- [Directions]: Report the count of lines containing the word "Nitrogen" in the entries below, and nothing more.

** begin Available records **

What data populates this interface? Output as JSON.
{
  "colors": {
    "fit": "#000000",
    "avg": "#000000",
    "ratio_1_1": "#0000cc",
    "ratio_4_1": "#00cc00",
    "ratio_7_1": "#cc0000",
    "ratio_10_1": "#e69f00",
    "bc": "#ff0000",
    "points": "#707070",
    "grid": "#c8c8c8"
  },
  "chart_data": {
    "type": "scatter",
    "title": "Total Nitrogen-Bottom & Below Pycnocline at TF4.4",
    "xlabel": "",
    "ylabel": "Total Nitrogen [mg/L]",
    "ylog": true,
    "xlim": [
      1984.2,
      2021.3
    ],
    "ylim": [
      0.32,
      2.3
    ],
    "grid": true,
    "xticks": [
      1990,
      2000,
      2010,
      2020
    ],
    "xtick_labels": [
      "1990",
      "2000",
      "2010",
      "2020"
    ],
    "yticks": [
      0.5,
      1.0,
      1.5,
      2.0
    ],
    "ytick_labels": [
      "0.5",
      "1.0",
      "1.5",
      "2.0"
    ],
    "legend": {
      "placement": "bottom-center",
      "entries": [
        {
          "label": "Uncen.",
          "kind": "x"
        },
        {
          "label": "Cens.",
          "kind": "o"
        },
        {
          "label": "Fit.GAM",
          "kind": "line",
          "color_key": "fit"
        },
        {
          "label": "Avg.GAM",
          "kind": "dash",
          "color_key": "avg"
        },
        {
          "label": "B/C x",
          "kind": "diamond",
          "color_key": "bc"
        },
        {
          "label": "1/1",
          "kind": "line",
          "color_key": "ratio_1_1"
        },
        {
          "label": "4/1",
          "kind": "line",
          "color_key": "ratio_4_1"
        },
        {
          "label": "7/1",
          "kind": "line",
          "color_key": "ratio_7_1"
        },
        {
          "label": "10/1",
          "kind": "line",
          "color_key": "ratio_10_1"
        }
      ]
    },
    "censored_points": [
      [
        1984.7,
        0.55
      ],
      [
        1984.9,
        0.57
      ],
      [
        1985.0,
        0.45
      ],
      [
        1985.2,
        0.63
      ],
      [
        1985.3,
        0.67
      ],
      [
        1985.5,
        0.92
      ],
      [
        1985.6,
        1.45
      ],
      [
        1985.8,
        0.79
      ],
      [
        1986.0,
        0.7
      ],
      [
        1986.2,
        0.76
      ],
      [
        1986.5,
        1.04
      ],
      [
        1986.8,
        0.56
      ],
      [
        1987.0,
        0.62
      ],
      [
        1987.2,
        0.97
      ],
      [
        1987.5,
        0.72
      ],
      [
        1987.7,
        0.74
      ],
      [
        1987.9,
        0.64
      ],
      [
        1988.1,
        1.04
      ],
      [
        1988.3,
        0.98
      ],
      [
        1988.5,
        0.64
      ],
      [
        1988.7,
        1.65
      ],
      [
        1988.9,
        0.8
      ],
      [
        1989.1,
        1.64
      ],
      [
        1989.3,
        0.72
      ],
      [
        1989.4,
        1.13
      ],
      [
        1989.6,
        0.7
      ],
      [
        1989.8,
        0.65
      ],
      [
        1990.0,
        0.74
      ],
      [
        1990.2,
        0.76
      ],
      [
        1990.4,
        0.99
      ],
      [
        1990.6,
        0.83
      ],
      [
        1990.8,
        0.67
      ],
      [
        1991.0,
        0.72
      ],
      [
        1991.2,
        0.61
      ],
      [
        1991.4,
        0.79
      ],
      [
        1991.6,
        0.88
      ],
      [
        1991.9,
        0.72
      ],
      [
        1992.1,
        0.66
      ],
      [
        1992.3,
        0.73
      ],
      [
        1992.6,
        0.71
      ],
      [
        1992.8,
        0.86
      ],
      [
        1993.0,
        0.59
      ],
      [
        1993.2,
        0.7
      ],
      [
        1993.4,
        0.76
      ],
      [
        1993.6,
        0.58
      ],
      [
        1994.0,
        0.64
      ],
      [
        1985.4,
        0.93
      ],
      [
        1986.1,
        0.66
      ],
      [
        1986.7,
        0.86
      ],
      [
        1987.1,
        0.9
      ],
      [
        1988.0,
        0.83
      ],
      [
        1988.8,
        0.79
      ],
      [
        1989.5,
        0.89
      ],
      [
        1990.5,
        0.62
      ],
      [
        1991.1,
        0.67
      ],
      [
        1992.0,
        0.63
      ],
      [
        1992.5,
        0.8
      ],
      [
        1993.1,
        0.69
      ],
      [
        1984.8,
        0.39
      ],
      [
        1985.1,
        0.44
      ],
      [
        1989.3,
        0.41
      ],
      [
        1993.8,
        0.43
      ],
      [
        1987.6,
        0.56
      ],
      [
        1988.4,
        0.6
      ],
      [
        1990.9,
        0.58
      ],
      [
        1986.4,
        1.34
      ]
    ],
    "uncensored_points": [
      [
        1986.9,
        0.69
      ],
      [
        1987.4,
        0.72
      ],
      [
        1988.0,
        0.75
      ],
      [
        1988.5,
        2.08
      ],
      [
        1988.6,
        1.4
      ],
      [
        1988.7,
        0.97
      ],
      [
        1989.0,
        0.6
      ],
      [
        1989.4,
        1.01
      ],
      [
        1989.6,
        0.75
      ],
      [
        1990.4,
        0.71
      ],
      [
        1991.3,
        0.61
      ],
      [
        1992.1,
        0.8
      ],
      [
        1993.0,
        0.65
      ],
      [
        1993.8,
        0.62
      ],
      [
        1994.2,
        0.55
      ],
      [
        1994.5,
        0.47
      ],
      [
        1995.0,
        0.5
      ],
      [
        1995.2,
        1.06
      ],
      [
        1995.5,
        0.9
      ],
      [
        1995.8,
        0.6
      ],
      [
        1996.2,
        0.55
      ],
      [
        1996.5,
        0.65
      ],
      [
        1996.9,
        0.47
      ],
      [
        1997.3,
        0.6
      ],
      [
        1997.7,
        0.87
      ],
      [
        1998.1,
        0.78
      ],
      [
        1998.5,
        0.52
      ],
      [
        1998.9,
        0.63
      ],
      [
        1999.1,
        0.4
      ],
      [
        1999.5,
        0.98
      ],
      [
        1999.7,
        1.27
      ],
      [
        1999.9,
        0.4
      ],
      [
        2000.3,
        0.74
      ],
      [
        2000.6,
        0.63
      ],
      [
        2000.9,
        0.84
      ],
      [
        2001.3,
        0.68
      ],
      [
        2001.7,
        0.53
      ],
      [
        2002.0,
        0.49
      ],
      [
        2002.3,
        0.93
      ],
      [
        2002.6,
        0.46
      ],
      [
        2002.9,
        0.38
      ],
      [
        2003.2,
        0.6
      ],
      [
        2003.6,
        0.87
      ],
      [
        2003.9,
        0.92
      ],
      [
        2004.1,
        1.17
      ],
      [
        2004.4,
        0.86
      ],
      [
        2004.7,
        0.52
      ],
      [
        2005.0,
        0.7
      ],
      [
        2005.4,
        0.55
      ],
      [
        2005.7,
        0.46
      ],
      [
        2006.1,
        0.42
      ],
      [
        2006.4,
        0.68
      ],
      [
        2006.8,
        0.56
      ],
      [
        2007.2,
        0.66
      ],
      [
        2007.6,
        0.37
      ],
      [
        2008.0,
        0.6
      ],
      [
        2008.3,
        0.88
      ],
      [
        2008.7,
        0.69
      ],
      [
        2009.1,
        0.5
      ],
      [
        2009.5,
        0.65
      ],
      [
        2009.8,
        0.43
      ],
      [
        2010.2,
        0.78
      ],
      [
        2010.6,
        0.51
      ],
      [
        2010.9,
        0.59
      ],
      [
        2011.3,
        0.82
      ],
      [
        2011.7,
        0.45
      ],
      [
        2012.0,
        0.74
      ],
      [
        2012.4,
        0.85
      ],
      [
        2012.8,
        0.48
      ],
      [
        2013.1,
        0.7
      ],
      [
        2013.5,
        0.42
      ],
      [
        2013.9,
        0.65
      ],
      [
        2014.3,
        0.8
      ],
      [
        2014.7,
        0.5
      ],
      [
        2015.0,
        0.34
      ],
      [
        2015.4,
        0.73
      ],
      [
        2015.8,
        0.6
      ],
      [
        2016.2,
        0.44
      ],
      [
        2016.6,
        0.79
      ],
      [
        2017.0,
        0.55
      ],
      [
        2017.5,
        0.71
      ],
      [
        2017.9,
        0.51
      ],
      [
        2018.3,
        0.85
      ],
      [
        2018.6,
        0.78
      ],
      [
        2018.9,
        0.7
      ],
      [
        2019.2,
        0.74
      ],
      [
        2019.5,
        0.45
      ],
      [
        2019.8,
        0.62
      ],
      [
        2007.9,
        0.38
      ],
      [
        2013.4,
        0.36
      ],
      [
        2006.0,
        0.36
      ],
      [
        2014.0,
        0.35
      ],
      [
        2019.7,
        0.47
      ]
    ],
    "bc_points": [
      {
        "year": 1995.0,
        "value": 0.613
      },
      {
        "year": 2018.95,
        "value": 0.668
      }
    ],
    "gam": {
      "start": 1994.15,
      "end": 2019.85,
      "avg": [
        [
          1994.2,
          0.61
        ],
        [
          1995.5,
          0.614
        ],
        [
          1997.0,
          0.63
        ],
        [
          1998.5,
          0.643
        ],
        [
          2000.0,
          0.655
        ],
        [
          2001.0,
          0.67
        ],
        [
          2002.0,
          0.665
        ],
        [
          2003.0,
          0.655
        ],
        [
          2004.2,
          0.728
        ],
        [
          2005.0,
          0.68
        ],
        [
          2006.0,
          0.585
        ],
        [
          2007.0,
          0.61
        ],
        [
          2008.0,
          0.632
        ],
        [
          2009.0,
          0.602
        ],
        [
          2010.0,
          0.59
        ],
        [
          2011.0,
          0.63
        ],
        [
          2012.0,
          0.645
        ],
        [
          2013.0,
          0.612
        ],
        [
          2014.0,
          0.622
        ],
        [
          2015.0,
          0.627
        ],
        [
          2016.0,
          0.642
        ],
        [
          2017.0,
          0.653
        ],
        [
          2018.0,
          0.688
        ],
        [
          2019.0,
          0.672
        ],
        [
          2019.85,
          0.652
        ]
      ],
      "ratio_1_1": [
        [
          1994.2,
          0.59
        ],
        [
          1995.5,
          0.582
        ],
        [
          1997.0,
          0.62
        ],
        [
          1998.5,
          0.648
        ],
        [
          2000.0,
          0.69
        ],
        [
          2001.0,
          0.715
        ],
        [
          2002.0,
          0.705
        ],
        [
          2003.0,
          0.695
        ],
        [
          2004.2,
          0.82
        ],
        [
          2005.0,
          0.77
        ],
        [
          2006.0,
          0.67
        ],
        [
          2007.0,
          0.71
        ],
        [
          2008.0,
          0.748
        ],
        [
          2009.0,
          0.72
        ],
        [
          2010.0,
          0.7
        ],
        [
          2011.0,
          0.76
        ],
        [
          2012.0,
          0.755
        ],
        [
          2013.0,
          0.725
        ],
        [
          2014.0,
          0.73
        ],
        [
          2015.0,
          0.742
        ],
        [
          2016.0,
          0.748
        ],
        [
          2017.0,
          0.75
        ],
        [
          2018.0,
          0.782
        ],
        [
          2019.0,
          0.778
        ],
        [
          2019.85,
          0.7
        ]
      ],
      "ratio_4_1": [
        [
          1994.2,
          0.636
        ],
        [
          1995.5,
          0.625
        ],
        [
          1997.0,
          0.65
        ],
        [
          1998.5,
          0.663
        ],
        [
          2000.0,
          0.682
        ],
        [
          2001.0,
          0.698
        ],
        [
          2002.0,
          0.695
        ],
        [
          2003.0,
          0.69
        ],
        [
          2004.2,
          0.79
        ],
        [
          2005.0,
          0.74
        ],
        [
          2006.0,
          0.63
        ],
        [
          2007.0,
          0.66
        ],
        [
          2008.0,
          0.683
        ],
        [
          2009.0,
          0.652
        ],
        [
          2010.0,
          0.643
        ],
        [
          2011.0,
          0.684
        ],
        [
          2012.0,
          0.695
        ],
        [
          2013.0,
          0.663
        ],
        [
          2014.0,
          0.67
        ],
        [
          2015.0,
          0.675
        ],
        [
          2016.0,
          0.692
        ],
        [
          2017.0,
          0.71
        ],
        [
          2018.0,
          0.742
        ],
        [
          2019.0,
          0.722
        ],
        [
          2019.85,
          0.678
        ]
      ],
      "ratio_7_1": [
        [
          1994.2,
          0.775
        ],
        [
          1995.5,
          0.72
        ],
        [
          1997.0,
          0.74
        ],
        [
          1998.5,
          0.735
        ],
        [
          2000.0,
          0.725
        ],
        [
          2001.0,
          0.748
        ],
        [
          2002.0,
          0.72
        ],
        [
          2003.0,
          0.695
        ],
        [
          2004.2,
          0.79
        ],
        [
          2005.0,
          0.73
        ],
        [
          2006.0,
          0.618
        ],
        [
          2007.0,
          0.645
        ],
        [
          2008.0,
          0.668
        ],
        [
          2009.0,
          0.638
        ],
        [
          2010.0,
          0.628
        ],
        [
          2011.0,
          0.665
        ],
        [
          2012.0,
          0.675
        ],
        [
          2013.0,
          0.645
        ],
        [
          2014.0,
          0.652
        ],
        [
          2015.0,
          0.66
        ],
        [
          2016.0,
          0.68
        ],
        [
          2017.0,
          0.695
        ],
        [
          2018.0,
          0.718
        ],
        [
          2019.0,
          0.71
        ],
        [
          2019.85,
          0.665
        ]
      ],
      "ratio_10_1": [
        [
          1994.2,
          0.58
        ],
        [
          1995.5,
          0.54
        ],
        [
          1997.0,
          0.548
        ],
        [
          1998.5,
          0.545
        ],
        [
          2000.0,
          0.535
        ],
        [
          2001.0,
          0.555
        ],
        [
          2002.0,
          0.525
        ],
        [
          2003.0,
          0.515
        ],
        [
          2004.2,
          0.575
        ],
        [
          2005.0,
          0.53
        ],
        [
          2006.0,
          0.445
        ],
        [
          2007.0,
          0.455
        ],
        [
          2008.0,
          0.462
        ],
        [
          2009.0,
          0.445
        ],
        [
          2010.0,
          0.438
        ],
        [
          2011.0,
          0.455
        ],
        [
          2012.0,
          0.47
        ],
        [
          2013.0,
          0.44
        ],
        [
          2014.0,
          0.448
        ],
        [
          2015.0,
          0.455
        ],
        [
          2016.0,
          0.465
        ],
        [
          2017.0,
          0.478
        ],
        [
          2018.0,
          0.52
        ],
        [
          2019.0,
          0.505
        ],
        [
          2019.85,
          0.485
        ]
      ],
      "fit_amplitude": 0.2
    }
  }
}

** end Available records **

- [Problem solution]: 2